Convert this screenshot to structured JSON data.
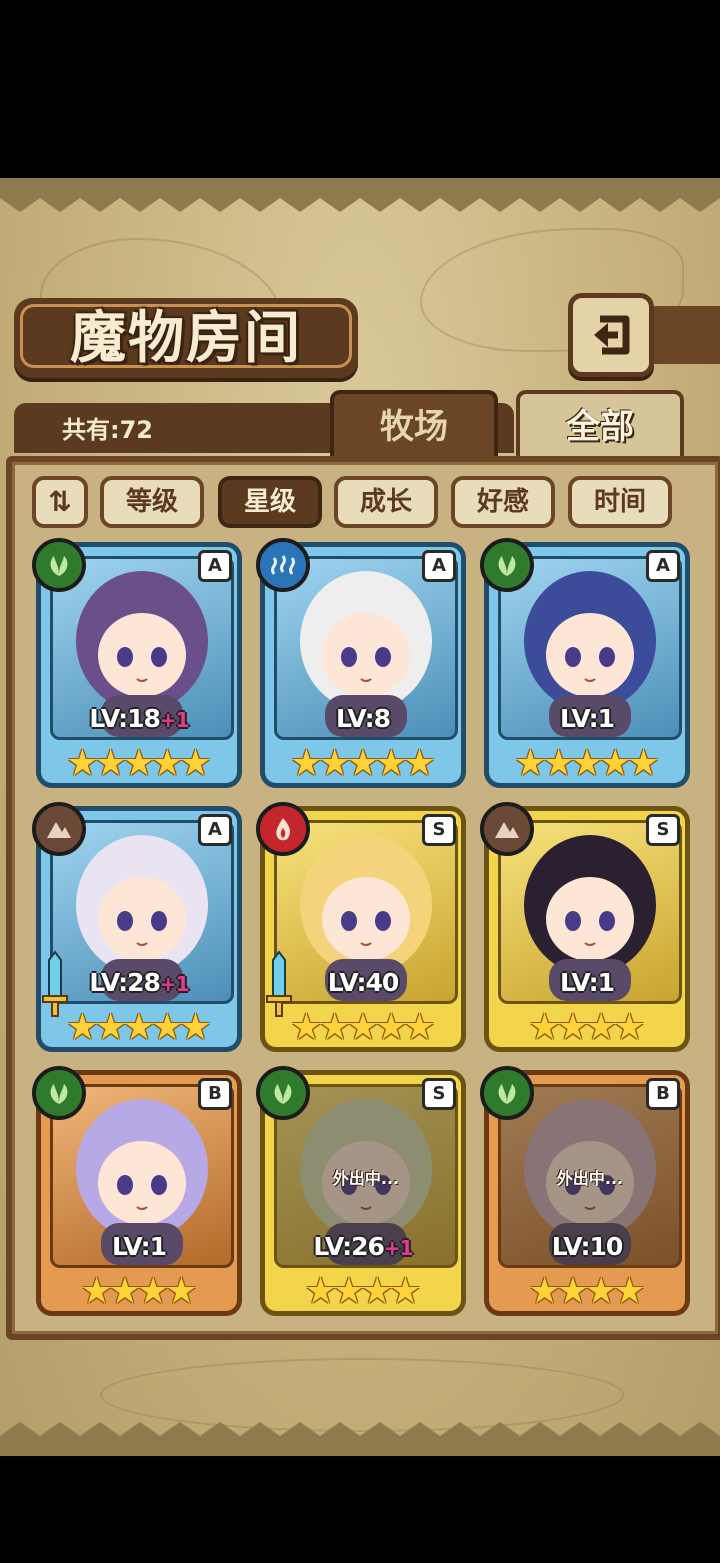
{
  "title": "魔物房间",
  "count_label": "共有:72",
  "tabs": [
    {
      "label": "牧场",
      "active": false
    },
    {
      "label": "全部",
      "active": true
    }
  ],
  "sort": {
    "order_icon": "sort-order-icon",
    "buttons": [
      {
        "label": "等级",
        "active": false
      },
      {
        "label": "星级",
        "active": true
      },
      {
        "label": "成长",
        "active": false
      },
      {
        "label": "好感",
        "active": false
      },
      {
        "label": "时间",
        "active": false
      }
    ]
  },
  "monsters": [
    {
      "rank": "A",
      "element": "nature",
      "lv": "LV:18",
      "plus": "+1",
      "stars": 5,
      "weapon": false,
      "away": false
    },
    {
      "rank": "A",
      "element": "water",
      "lv": "LV:8",
      "plus": "",
      "stars": 5,
      "weapon": false,
      "away": false
    },
    {
      "rank": "A",
      "element": "nature",
      "lv": "LV:1",
      "plus": "",
      "stars": 5,
      "weapon": false,
      "away": false
    },
    {
      "rank": "A",
      "element": "earth",
      "lv": "LV:28",
      "plus": "+1",
      "stars": 5,
      "weapon": true,
      "away": false
    },
    {
      "rank": "S",
      "element": "fire",
      "lv": "LV:40",
      "plus": "",
      "stars": 5,
      "weapon": true,
      "away": false
    },
    {
      "rank": "S",
      "element": "earth",
      "lv": "LV:1",
      "plus": "",
      "stars": 4,
      "weapon": false,
      "away": false
    },
    {
      "rank": "B",
      "element": "nature",
      "lv": "LV:1",
      "plus": "",
      "stars": 4,
      "weapon": false,
      "away": false
    },
    {
      "rank": "S",
      "element": "nature",
      "lv": "LV:26",
      "plus": "+1",
      "stars": 4,
      "weapon": false,
      "away": true,
      "away_text": "外出中..."
    },
    {
      "rank": "B",
      "element": "nature",
      "lv": "LV:10",
      "plus": "",
      "stars": 4,
      "weapon": false,
      "away": true,
      "away_text": "外出中..."
    }
  ],
  "colors": {
    "wood": "#5b3a1f",
    "parchment": "#c7b27d",
    "rank_A": "#7ec7e8",
    "rank_S": "#f2d54b",
    "rank_B": "#e59a52"
  }
}
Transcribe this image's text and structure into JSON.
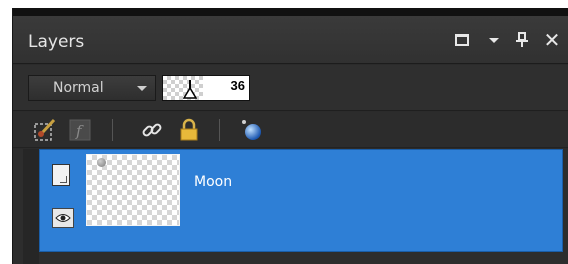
{
  "panel": {
    "title": "Layers",
    "window_controls": [
      "restore-icon",
      "menu-dropdown-icon",
      "pin-icon",
      "close-icon"
    ],
    "close_glyph": "✕"
  },
  "blend": {
    "mode": "Normal",
    "opacity": "36"
  },
  "toolbar": {
    "icons": [
      "brush-mask-icon",
      "fx-effects-icon",
      "link-icon",
      "lock-icon",
      "sphere-icon"
    ]
  },
  "layers": [
    {
      "name": "Moon",
      "selected": true,
      "visible": true,
      "type_icon": "page-layer-icon",
      "visibility_icon": "eye-icon"
    }
  ],
  "colors": {
    "panel_bg": "#2b2b2b",
    "selection": "#2e7fd6",
    "text": "#e6e6e6"
  }
}
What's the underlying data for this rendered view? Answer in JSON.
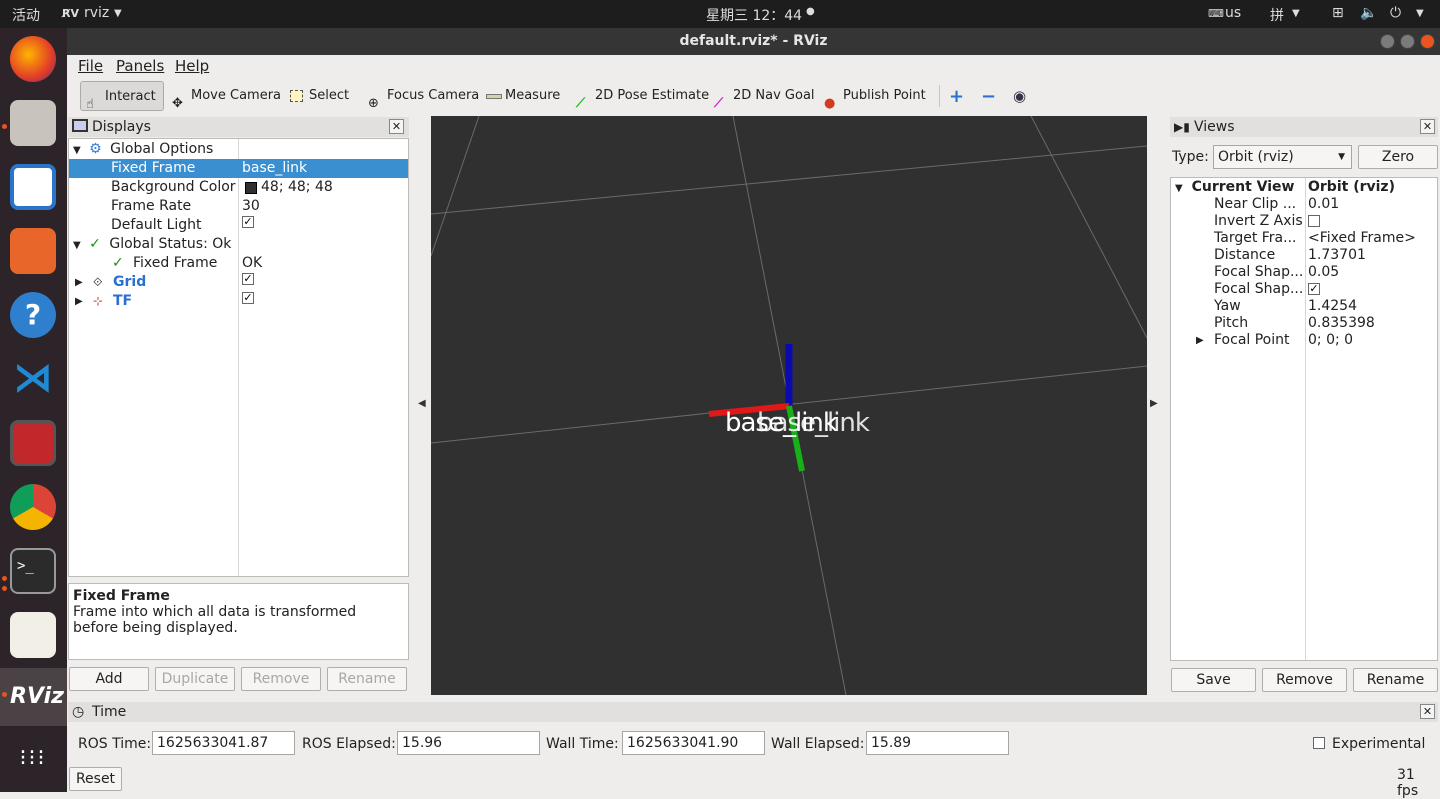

______________________________

→ Challenge
Copy down every line of the material above that includes the string "true".

→ The response
      "active": true
        "active": true
      "weapon": true,
      "weapon": true,
      "away": true,
      "away": true,
      "selected": true,
      "visible": true,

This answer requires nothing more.